● **Your goal**:
Count every line in the entries that contains "APERCIBIDO". Report that count alone.

● **Input**:
┌──

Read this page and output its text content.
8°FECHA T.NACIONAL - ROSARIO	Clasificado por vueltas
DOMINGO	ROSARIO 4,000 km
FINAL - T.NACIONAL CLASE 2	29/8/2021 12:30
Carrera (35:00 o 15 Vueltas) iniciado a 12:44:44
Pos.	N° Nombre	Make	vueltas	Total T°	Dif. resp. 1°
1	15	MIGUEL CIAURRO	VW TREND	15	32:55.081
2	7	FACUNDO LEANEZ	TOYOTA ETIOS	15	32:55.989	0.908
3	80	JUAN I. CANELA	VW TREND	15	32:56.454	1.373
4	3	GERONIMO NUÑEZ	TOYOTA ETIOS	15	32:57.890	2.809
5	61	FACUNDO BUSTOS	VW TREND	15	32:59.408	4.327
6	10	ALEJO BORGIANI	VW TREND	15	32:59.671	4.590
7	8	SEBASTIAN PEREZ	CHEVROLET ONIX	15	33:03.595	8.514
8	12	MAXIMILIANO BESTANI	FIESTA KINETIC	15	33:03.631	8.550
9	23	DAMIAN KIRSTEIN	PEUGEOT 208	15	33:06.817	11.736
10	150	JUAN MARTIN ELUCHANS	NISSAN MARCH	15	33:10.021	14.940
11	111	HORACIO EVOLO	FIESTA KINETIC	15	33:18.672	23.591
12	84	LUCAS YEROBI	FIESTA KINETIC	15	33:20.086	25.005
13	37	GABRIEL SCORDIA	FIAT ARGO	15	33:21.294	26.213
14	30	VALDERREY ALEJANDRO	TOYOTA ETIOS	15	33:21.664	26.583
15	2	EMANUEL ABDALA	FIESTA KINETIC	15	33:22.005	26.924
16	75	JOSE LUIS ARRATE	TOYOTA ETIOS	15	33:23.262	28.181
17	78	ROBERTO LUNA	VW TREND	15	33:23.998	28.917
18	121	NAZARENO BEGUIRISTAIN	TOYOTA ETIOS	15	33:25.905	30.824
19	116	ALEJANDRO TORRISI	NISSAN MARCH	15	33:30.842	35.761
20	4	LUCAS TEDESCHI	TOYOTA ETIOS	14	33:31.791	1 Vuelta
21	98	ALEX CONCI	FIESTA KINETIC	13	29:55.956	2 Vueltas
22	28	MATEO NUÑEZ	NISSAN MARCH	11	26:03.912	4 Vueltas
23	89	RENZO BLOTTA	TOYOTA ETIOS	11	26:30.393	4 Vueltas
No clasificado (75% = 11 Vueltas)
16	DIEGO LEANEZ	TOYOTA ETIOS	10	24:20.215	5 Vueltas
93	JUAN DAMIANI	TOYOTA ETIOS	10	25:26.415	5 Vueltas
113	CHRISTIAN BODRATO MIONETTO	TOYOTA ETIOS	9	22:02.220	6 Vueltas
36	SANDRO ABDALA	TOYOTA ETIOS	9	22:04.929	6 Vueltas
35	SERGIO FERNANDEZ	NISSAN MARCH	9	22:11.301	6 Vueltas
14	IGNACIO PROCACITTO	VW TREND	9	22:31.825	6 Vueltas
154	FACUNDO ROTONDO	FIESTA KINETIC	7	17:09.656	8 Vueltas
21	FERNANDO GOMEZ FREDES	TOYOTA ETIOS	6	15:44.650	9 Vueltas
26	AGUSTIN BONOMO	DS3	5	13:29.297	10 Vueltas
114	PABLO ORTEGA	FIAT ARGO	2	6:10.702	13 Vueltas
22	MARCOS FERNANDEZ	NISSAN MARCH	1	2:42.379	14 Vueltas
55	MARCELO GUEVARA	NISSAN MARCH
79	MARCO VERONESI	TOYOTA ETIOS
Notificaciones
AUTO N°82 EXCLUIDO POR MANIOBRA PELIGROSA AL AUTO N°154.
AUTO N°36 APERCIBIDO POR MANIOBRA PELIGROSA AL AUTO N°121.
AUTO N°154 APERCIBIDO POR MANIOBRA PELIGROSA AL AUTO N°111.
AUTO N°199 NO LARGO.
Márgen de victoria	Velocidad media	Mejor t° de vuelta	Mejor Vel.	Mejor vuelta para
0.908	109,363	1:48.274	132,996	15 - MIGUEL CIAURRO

└──

● **Solved exercise**:
2